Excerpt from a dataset
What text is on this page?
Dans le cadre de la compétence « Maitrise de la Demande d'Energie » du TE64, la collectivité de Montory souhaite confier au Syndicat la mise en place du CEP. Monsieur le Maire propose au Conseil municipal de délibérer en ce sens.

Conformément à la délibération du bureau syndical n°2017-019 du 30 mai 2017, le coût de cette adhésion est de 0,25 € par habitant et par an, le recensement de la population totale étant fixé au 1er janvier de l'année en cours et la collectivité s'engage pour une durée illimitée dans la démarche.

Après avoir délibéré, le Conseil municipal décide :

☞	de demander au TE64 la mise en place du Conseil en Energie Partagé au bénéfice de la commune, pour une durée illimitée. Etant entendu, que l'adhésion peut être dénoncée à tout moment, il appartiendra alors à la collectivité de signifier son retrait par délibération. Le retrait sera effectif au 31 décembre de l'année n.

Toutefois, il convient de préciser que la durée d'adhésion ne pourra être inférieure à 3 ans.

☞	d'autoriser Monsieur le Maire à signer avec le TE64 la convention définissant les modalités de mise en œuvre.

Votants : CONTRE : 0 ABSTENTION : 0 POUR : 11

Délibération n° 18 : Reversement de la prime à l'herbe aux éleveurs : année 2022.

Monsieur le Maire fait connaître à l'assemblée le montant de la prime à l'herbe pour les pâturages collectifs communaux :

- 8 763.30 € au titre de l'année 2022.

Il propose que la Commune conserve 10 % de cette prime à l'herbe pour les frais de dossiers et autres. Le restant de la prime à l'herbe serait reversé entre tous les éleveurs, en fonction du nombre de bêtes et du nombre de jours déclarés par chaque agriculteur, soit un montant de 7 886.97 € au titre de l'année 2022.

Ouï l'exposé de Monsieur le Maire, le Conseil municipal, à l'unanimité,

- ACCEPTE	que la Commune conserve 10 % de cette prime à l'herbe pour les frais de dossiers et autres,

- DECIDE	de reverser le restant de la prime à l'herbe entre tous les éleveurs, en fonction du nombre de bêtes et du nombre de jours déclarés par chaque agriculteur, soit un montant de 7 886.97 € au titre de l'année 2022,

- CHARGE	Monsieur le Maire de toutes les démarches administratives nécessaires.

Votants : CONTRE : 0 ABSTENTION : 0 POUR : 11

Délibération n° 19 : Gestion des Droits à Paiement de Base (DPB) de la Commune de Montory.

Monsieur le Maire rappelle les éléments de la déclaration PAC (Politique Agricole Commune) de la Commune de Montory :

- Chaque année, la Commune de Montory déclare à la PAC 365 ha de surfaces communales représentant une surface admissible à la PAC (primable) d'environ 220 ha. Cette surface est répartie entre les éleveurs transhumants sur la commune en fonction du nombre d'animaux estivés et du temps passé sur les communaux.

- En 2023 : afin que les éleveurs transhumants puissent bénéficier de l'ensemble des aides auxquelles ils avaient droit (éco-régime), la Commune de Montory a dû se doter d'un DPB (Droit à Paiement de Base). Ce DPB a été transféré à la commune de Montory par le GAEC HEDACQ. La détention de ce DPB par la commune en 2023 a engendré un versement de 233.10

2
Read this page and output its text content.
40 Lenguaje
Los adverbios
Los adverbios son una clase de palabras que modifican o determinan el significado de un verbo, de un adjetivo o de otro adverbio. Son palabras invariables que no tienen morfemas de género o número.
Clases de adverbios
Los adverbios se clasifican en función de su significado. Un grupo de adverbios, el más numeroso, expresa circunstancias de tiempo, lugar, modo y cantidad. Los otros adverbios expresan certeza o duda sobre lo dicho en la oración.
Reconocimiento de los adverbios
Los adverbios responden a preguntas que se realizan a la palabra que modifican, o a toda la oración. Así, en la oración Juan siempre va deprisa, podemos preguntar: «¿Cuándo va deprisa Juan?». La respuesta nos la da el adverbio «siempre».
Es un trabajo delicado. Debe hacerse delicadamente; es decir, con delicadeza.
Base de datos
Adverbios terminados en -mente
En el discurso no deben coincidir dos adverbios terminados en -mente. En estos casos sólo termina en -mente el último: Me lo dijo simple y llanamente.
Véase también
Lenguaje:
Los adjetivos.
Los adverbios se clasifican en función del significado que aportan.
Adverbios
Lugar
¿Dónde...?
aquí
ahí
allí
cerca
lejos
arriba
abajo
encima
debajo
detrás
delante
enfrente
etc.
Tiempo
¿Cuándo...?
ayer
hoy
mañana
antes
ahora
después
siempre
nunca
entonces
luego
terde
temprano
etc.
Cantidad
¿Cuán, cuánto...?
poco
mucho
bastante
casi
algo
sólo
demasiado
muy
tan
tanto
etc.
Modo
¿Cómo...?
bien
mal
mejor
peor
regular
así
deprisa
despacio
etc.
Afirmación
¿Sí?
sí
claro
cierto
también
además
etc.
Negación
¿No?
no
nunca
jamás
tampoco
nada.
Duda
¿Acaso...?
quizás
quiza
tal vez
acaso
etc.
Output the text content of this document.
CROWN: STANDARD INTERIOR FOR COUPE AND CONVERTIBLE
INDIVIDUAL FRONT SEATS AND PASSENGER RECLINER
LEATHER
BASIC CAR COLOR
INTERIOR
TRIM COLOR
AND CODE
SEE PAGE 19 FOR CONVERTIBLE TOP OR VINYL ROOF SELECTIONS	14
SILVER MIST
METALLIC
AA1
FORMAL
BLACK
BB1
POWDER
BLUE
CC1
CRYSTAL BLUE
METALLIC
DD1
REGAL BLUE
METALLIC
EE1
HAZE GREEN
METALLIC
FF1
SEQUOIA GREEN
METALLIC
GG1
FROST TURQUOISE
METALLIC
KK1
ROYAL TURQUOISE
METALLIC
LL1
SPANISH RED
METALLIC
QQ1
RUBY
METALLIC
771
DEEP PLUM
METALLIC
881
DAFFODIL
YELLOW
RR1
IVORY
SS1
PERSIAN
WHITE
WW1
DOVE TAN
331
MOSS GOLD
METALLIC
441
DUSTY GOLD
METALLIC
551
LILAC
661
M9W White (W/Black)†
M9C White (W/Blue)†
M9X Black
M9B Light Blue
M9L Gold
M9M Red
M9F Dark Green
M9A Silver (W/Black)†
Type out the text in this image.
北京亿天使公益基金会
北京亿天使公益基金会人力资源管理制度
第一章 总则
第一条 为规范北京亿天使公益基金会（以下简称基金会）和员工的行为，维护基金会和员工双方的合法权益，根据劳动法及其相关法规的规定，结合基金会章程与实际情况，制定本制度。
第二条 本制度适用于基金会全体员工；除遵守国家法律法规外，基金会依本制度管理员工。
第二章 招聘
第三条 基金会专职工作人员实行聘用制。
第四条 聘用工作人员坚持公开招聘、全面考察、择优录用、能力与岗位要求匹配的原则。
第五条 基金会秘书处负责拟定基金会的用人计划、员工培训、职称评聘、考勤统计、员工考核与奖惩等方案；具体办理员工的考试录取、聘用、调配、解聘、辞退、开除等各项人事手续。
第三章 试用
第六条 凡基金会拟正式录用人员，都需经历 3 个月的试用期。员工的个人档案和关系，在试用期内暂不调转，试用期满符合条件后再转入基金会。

**WRITTEN INSTRUCTION**
Only the lines from the one that contains "Type out the text in this image." to the end of the entries above should be given again, exactly and in full.

**OUTPUT**
Type out the text in this image.
北京亿天使公益基金会
北京亿天使公益基金会人力资源管理制度
第一章 总则
第一条 为规范北京亿天使公益基金会（以下简称基金会）和员工的行为，维护基金会和员工双方的合法权益，根据劳动法及其相关法规的规定，结合基金会章程与实际情况，制定本制度。
第二条 本制度适用于基金会全体员工；除遵守国家法律法规外，基金会依本制度管理员工。
第二章 招聘
第三条 基金会专职工作人员实行聘用制。
第四条 聘用工作人员坚持公开招聘、全面考察、择优录用、能力与岗位要求匹配的原则。
第五条 基金会秘书处负责拟定基金会的用人计划、员工培训、职称评聘、考勤统计、员工考核与奖惩等方案；具体办理员工的考试录取、聘用、调配、解聘、辞退、开除等各项人事手续。
第三章 试用
第六条 凡基金会拟正式录用人员，都需经历 3 个月的试用期。员工的个人档案和关系，在试用期内暂不调转，试用期满符合条件后再转入基金会。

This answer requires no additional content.